━━━ Entries shown

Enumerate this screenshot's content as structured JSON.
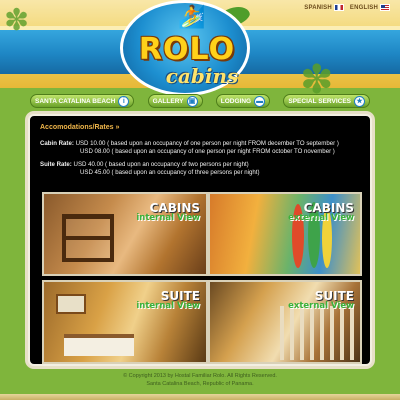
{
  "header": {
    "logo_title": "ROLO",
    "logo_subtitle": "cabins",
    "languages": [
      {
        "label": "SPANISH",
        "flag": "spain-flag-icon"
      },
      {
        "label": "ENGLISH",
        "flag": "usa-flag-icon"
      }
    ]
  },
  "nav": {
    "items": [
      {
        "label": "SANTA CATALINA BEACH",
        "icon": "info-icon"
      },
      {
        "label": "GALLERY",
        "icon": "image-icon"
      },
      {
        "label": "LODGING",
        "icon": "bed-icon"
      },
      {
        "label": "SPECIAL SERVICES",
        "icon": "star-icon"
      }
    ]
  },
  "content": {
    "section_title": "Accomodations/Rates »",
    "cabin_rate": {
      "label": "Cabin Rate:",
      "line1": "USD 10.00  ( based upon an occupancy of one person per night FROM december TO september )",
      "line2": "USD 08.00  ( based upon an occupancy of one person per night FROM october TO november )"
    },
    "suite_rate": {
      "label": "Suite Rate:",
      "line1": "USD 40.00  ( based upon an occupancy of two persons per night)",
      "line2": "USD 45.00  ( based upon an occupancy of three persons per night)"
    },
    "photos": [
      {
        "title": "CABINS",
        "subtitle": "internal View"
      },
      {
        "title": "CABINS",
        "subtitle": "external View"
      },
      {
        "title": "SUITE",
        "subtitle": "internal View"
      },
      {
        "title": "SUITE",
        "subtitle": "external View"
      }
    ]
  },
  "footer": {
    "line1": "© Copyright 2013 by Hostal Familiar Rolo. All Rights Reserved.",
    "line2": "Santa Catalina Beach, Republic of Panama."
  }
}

━━━━━━
━━━ Entries shown

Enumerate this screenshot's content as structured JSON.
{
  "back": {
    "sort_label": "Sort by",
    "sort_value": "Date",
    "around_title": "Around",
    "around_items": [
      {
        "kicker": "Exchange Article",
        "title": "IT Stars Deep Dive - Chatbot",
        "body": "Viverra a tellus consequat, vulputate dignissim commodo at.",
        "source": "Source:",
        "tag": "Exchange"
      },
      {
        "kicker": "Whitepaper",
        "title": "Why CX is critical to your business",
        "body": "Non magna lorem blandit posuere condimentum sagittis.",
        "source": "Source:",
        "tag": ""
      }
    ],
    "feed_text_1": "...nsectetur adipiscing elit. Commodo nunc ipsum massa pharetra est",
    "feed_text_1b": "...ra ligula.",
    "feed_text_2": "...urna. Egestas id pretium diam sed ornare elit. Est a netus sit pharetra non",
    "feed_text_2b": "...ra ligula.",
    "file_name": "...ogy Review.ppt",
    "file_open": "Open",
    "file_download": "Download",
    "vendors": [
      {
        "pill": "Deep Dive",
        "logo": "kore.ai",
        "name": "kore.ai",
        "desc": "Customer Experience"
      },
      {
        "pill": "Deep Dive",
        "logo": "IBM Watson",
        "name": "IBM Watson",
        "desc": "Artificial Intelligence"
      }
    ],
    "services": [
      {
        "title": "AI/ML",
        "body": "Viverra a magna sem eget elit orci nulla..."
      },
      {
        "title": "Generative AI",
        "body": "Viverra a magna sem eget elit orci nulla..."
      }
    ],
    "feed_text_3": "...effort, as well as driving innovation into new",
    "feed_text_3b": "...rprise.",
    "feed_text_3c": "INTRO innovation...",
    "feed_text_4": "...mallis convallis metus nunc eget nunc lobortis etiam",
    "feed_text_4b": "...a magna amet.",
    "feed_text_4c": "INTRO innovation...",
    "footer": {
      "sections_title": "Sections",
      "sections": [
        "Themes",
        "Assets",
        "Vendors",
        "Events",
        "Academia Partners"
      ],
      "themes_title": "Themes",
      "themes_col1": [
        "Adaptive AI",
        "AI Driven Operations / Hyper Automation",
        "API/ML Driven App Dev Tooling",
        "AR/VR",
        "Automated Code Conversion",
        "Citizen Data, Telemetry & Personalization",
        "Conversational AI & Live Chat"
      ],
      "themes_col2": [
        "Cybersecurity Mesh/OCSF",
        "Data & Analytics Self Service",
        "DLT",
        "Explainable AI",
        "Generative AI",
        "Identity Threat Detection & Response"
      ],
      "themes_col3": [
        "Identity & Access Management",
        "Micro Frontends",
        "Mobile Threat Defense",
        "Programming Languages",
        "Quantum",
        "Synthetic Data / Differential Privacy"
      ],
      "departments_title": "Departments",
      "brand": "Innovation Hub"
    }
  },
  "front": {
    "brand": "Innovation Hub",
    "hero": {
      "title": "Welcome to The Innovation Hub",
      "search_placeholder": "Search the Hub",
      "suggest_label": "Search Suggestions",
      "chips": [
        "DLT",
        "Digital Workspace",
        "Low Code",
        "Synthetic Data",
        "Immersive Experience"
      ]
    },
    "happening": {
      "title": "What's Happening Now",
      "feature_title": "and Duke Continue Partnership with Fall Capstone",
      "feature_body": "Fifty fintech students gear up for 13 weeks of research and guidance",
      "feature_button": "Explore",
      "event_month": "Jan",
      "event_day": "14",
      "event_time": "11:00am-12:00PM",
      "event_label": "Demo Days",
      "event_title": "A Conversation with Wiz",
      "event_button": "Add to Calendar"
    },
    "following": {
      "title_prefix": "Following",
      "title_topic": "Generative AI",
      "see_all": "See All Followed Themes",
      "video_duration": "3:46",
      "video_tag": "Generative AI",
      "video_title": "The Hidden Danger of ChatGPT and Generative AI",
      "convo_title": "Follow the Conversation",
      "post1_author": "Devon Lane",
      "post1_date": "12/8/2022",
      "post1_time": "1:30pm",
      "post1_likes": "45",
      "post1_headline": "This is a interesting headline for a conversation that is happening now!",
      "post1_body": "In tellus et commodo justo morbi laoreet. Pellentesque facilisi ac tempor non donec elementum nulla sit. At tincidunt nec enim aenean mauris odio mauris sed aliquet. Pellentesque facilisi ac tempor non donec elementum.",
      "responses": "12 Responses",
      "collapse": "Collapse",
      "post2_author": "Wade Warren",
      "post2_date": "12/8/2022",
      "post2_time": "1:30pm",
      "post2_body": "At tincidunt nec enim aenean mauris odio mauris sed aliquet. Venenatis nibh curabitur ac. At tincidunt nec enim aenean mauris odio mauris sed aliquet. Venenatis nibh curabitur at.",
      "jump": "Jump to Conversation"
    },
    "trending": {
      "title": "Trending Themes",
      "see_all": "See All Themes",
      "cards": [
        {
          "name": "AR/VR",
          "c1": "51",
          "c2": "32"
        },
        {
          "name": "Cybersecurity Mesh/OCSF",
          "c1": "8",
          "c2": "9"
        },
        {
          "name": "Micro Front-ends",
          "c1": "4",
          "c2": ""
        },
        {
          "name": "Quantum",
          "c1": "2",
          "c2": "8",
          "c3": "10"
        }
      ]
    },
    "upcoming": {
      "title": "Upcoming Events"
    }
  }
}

━━━━━━

# Goal of the exercise
Determine the number of lines where the string "aliquet" occurs, and give that number only.

# Result
2